_Exercise_
Transcribe the records below exactly.

_Given data_
▬▬▬▬▬▬▬▬▬▬

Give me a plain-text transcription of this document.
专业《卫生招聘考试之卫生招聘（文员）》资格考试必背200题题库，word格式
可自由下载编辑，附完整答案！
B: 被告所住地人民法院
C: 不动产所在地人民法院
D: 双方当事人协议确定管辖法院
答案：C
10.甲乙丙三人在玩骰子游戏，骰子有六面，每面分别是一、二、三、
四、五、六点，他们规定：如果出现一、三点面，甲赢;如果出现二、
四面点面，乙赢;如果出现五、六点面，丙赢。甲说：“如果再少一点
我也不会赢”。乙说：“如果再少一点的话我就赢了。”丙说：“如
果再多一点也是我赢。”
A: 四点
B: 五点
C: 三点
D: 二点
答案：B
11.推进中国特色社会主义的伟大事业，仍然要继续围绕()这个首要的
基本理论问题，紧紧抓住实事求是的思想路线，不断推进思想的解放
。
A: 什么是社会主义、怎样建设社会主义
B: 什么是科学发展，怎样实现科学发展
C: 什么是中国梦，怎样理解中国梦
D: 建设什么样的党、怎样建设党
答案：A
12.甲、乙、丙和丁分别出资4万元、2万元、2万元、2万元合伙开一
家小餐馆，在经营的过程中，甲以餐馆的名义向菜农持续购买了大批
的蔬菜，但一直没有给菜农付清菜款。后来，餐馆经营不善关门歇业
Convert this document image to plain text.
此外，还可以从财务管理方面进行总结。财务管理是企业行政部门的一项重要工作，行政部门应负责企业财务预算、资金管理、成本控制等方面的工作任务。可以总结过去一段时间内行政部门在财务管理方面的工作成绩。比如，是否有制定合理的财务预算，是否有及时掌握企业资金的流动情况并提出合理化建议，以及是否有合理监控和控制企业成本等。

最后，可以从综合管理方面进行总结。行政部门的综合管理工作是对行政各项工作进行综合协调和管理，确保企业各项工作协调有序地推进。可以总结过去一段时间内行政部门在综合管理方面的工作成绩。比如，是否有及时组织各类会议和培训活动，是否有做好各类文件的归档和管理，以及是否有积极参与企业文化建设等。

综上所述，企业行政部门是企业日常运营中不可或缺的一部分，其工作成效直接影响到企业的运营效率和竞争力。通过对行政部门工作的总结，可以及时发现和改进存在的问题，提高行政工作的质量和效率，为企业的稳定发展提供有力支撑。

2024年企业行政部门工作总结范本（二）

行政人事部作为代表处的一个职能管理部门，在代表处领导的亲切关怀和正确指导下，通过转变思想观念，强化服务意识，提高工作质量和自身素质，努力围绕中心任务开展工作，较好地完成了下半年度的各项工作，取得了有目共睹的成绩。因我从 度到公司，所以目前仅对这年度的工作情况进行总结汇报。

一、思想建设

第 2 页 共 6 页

▬▬▬▬▬▬▬▬▬▬

_Solution to the exercise_
Give me a plain-text transcription of this document.
专业《卫生招聘考试之卫生招聘（文员）》资格考试必背200题题库，word格式
可自由下载编辑，附完整答案！
B: 被告所住地人民法院
C: 不动产所在地人民法院
D: 双方当事人协议确定管辖法院
答案：C
10.甲乙丙三人在玩骰子游戏，骰子有六面，每面分别是一、二、三、
四、五、六点，他们规定：如果出现一、三点面，甲赢;如果出现二、
四面点面，乙赢;如果出现五、六点面，丙赢。甲说：“如果再少一点
我也不会赢”。乙说：“如果再少一点的话我就赢了。”丙说：“如
果再多一点也是我赢。”
A: 四点
B: 五点
C: 三点
D: 二点
答案：B
11.推进中国特色社会主义的伟大事业，仍然要继续围绕()这个首要的
基本理论问题，紧紧抓住实事求是的思想路线，不断推进思想的解放
。
A: 什么是社会主义、怎样建设社会主义
B: 什么是科学发展，怎样实现科学发展
C: 什么是中国梦，怎样理解中国梦
D: 建设什么样的党、怎样建设党
答案：A
12.甲、乙、丙和丁分别出资4万元、2万元、2万元、2万元合伙开一
家小餐馆，在经营的过程中，甲以餐馆的名义向菜农持续购买了大批
的蔬菜，但一直没有给菜农付清菜款。后来，餐馆经营不善关门歇业
Convert this document image to plain text.
此外，还可以从财务管理方面进行总结。财务管理是企业行政部门的一项重要工作，行政部门应负责企业财务预算、资金管理、成本控制等方面的工作任务。可以总结过去一段时间内行政部门在财务管理方面的工作成绩。比如，是否有制定合理的财务预算，是否有及时掌握企业资金的流动情况并提出合理化建议，以及是否有合理监控和控制企业成本等。

最后，可以从综合管理方面进行总结。行政部门的综合管理工作是对行政各项工作进行综合协调和管理，确保企业各项工作协调有序地推进。可以总结过去一段时间内行政部门在综合管理方面的工作成绩。比如，是否有及时组织各类会议和培训活动，是否有做好各类文件的归档和管理，以及是否有积极参与企业文化建设等。

综上所述，企业行政部门是企业日常运营中不可或缺的一部分，其工作成效直接影响到企业的运营效率和竞争力。通过对行政部门工作的总结，可以及时发现和改进存在的问题，提高行政工作的质量和效率，为企业的稳定发展提供有力支撑。

2024年企业行政部门工作总结范本（二）

行政人事部作为代表处的一个职能管理部门，在代表处领导的亲切关怀和正确指导下，通过转变思想观念，强化服务意识，提高工作质量和自身素质，努力围绕中心任务开展工作，较好地完成了下半年度的各项工作，取得了有目共睹的成绩。因我从 度到公司，所以目前仅对这年度的工作情况进行总结汇报。

一、思想建设

第 2 页 共 6 页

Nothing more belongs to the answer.